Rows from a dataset
-- Begin --

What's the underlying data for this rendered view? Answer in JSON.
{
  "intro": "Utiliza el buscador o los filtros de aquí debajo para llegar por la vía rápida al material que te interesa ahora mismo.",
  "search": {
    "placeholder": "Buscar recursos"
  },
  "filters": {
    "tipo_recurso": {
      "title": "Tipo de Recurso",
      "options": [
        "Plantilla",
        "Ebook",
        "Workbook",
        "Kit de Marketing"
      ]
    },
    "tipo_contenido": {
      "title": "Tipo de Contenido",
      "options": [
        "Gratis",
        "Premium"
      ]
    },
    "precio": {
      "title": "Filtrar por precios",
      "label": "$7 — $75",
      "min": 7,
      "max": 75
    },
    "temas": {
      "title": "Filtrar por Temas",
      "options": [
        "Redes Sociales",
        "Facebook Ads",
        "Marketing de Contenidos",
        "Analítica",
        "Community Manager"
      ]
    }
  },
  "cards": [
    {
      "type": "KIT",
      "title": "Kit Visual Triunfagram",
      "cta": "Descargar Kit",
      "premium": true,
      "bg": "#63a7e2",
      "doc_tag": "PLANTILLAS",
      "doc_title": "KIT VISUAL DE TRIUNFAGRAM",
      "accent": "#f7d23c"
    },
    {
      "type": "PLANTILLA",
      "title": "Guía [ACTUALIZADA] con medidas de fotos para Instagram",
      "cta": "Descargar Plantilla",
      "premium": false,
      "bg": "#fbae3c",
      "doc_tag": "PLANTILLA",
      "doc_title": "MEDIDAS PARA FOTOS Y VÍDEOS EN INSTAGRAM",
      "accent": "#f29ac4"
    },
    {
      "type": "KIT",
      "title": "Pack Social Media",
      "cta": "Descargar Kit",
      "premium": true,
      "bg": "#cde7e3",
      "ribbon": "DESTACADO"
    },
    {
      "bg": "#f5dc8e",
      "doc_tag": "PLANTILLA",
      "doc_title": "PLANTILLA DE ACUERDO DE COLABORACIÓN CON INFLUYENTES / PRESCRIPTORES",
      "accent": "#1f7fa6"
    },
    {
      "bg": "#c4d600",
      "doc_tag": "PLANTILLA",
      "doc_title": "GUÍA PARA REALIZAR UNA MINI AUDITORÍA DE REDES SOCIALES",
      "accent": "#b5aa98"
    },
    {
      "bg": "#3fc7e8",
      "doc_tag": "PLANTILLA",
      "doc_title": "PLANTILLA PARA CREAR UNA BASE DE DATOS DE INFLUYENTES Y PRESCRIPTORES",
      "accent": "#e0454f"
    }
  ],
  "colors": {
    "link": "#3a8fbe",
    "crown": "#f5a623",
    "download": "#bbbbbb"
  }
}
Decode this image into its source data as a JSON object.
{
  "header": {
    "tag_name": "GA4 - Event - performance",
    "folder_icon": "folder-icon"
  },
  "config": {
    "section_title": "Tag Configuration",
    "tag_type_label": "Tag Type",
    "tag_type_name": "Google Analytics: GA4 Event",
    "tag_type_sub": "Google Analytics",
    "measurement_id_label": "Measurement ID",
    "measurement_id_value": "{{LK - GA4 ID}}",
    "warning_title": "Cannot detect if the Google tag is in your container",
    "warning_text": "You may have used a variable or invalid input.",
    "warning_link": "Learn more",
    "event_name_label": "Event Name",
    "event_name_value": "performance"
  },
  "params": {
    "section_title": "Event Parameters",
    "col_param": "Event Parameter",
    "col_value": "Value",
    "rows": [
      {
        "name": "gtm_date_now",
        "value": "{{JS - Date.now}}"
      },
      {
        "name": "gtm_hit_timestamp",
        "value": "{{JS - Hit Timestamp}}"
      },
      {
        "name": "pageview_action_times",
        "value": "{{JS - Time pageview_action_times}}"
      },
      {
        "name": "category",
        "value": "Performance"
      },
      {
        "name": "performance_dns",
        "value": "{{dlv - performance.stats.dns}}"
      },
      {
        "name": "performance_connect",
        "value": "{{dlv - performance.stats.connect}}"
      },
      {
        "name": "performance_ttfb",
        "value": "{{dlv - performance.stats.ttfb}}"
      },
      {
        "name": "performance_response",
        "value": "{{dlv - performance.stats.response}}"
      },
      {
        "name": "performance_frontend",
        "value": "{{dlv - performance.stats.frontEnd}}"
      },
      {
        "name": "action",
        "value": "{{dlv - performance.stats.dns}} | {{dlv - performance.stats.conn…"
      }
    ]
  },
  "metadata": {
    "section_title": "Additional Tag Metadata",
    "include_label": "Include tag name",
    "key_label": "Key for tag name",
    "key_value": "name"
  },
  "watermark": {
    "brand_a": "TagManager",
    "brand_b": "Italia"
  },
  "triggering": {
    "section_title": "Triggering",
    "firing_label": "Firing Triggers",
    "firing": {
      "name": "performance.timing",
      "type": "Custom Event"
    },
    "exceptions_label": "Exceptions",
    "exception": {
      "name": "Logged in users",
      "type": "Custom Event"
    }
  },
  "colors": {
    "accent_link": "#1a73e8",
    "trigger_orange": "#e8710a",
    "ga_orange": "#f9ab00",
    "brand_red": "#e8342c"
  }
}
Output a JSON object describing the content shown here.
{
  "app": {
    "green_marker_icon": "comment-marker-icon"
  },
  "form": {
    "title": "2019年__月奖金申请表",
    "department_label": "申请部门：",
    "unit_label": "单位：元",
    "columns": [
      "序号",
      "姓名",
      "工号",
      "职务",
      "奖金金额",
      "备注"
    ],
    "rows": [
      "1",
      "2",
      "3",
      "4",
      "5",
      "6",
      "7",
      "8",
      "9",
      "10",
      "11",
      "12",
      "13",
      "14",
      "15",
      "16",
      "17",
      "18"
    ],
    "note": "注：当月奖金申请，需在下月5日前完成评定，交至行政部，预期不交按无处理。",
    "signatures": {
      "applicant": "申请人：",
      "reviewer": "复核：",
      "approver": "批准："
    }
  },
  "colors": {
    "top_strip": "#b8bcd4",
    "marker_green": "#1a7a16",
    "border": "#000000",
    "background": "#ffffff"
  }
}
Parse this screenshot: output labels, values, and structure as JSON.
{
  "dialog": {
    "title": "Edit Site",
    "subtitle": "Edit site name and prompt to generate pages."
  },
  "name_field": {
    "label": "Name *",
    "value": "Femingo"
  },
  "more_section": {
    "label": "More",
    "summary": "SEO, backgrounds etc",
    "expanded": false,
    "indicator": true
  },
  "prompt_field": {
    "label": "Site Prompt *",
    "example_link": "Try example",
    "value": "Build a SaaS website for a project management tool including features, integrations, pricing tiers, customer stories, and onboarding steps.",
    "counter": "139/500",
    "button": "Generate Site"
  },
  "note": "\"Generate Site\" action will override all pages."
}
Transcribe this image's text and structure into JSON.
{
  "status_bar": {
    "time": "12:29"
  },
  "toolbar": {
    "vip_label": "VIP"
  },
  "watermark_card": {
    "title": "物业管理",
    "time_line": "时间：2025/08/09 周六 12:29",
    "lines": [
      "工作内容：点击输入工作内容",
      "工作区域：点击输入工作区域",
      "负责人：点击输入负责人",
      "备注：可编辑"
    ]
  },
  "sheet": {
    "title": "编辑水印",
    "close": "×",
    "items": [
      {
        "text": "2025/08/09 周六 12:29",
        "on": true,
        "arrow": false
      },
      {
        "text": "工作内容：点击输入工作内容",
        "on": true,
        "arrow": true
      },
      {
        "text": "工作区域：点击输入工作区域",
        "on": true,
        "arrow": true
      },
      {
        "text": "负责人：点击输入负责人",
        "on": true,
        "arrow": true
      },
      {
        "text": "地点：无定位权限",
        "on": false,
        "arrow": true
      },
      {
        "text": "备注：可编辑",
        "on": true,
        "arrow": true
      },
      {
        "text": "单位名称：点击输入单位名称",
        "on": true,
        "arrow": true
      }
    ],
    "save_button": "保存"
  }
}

-- End --

**THE EXERCISE:**
Retype exactly the lines from the one containing "Transcribe this image's" through the last line of the records above, including both.

**IN RESPONSE:**
Transcribe this image's text and structure into JSON.
{
  "status_bar": {
    "time": "12:29"
  },
  "toolbar": {
    "vip_label": "VIP"
  },
  "watermark_card": {
    "title": "物业管理",
    "time_line": "时间：2025/08/09 周六 12:29",
    "lines": [
      "工作内容：点击输入工作内容",
      "工作区域：点击输入工作区域",
      "负责人：点击输入负责人",
      "备注：可编辑"
    ]
  },
  "sheet": {
    "title": "编辑水印",
    "close": "×",
    "items": [
      {
        "text": "2025/08/09 周六 12:29",
        "on": true,
        "arrow": false
      },
      {
        "text": "工作内容：点击输入工作内容",
        "on": true,
        "arrow": true
      },
      {
        "text": "工作区域：点击输入工作区域",
        "on": true,
        "arrow": true
      },
      {
        "text": "负责人：点击输入负责人",
        "on": true,
        "arrow": true
      },
      {
        "text": "地点：无定位权限",
        "on": false,
        "arrow": true
      },
      {
        "text": "备注：可编辑",
        "on": true,
        "arrow": true
      },
      {
        "text": "单位名称：点击输入单位名称",
        "on": true,
        "arrow": true
      }
    ],
    "save_button": "保存"
  }
}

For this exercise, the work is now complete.